--- START OF Information shown ---

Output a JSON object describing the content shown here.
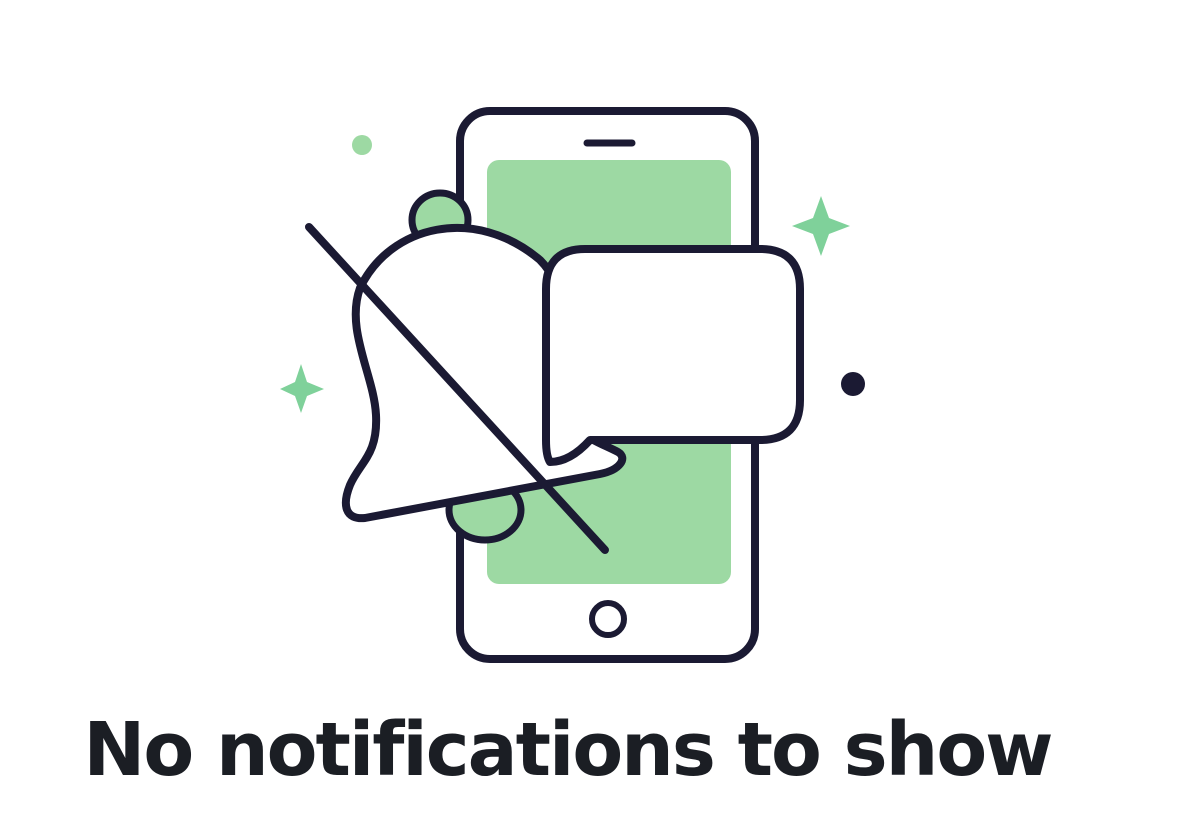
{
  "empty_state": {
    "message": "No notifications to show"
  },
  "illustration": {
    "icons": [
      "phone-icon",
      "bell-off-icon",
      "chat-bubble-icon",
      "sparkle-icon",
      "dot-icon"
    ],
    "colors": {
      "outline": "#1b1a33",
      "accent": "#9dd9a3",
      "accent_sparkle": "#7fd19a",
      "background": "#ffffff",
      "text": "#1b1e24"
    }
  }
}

--- END OF Information shown ---
--- START OF Information shown ---

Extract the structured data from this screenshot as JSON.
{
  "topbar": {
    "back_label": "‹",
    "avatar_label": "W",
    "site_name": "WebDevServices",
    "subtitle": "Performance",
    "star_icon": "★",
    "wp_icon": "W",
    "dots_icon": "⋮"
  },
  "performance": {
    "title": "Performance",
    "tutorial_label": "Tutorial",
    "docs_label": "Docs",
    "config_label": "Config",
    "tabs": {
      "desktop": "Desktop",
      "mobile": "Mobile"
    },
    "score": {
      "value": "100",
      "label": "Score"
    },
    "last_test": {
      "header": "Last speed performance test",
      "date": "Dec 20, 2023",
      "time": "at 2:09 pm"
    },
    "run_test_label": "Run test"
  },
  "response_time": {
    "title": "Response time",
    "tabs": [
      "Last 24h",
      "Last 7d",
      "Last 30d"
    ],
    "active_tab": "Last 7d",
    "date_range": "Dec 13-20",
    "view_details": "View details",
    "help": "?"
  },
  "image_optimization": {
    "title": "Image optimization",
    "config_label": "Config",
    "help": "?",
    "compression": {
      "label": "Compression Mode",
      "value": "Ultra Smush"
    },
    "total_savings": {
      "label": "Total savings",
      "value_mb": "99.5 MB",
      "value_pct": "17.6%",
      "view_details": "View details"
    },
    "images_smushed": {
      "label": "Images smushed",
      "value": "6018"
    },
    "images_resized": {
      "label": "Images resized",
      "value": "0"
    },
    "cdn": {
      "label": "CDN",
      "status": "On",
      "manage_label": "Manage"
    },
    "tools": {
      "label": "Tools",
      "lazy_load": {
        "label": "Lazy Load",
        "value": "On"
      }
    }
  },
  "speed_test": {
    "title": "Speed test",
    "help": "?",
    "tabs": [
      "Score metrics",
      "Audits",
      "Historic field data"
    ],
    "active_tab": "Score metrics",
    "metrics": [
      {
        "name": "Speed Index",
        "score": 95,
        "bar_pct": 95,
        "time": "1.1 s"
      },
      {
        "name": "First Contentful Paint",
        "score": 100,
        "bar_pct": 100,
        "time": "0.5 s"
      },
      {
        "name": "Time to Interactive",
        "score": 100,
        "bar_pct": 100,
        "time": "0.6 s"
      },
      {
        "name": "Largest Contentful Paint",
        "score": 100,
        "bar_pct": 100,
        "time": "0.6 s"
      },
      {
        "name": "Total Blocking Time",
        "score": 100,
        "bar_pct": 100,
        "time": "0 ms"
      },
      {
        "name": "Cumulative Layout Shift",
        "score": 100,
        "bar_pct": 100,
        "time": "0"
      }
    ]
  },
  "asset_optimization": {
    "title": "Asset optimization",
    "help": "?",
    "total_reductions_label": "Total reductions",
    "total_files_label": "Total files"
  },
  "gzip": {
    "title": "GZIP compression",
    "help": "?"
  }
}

--- END OF Information shown ---

## Required task
In the listing, find all lines with the string "Contentful" and copy them.

## Exercise solution
        "name": "First Contentful Paint",
        "name": "Largest Contentful Paint",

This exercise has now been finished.